── Input rows
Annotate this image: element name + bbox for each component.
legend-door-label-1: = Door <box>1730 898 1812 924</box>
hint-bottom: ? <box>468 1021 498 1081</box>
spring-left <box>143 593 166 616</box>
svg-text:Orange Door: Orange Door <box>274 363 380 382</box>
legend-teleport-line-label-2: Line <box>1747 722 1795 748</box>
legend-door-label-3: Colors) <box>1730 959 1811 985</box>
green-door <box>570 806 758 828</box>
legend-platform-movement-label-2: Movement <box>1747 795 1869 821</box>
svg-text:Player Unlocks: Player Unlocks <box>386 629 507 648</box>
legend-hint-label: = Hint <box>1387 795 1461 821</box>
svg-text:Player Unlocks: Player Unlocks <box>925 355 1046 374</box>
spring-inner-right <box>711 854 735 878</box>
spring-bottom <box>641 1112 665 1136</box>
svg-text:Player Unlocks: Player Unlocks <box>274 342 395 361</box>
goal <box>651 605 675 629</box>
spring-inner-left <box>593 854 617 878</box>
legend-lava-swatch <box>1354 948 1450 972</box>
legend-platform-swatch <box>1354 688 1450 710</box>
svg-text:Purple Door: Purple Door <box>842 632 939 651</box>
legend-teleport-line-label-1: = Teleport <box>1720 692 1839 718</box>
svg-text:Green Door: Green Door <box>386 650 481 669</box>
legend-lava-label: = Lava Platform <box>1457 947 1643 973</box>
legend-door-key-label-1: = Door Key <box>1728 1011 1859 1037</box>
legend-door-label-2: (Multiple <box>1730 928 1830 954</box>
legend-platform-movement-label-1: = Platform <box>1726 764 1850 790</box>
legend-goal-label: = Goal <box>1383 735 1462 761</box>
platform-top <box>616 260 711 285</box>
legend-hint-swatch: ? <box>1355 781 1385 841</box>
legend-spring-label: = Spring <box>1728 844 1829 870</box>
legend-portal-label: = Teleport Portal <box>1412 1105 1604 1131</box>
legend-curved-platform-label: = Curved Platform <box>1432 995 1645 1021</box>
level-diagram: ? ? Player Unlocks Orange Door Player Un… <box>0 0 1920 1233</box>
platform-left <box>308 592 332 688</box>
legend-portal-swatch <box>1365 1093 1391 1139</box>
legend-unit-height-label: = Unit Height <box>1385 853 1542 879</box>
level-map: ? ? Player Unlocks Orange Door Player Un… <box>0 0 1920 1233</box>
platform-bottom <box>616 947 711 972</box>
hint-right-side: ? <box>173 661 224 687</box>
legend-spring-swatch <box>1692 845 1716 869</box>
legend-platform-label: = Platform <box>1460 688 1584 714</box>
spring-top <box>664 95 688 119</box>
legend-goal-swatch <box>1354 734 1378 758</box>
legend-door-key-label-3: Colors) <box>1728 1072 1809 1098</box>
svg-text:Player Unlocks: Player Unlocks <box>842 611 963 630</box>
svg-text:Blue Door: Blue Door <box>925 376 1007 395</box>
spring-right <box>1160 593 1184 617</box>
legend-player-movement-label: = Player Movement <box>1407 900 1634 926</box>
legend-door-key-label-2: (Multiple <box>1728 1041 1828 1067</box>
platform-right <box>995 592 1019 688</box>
────
## [Exercise prompt]
Please transcribe all of the data above line for line, keeping every character unchanged.

## [Result]
Annotate this image: element name + bbox for each component.
legend-door-label-1: = Door <box>1730 898 1812 924</box>
hint-bottom: ? <box>468 1021 498 1081</box>
spring-left <box>143 593 166 616</box>
svg-text:Orange Door: Orange Door <box>274 363 380 382</box>
legend-teleport-line-label-2: Line <box>1747 722 1795 748</box>
legend-door-label-3: Colors) <box>1730 959 1811 985</box>
green-door <box>570 806 758 828</box>
legend-platform-movement-label-2: Movement <box>1747 795 1869 821</box>
svg-text:Player Unlocks: Player Unlocks <box>386 629 507 648</box>
legend-hint-label: = Hint <box>1387 795 1461 821</box>
svg-text:Player Unlocks: Player Unlocks <box>925 355 1046 374</box>
spring-inner-right <box>711 854 735 878</box>
spring-bottom <box>641 1112 665 1136</box>
svg-text:Player Unlocks: Player Unlocks <box>274 342 395 361</box>
goal <box>651 605 675 629</box>
spring-inner-left <box>593 854 617 878</box>
legend-lava-swatch <box>1354 948 1450 972</box>
legend-platform-swatch <box>1354 688 1450 710</box>
svg-text:Purple Door: Purple Door <box>842 632 939 651</box>
legend-teleport-line-label-1: = Teleport <box>1720 692 1839 718</box>
svg-text:Green Door: Green Door <box>386 650 481 669</box>
legend-lava-label: = Lava Platform <box>1457 947 1643 973</box>
legend-door-key-label-1: = Door Key <box>1728 1011 1859 1037</box>
legend-door-label-2: (Multiple <box>1730 928 1830 954</box>
legend-platform-movement-label-1: = Platform <box>1726 764 1850 790</box>
legend-goal-label: = Goal <box>1383 735 1462 761</box>
platform-top <box>616 260 711 285</box>
legend-hint-swatch: ? <box>1355 781 1385 841</box>
legend-spring-label: = Spring <box>1728 844 1829 870</box>
legend-portal-label: = Teleport Portal <box>1412 1105 1604 1131</box>
legend-curved-platform-label: = Curved Platform <box>1432 995 1645 1021</box>
level-diagram: ? ? Player Unlocks Orange Door Player Un… <box>0 0 1920 1233</box>
platform-left <box>308 592 332 688</box>
legend-portal-swatch <box>1365 1093 1391 1139</box>
legend-unit-height-label: = Unit Height <box>1385 853 1542 879</box>
level-map: ? ? Player Unlocks Orange Door Player Un… <box>0 0 1920 1233</box>
platform-bottom <box>616 947 711 972</box>
hint-right-side: ? <box>173 661 224 687</box>
legend-spring-swatch <box>1692 845 1716 869</box>
legend-platform-label: = Platform <box>1460 688 1584 714</box>
spring-top <box>664 95 688 119</box>
legend-goal-swatch <box>1354 734 1378 758</box>
legend-door-key-label-3: Colors) <box>1728 1072 1809 1098</box>
svg-text:Player Unlocks: Player Unlocks <box>842 611 963 630</box>
svg-text:Blue Door: Blue Door <box>925 376 1007 395</box>
spring-right <box>1160 593 1184 617</box>
legend-player-movement-label: = Player Movement <box>1407 900 1634 926</box>
legend-door-key-label-2: (Multiple <box>1728 1041 1828 1067</box>
platform-right <box>995 592 1019 688</box>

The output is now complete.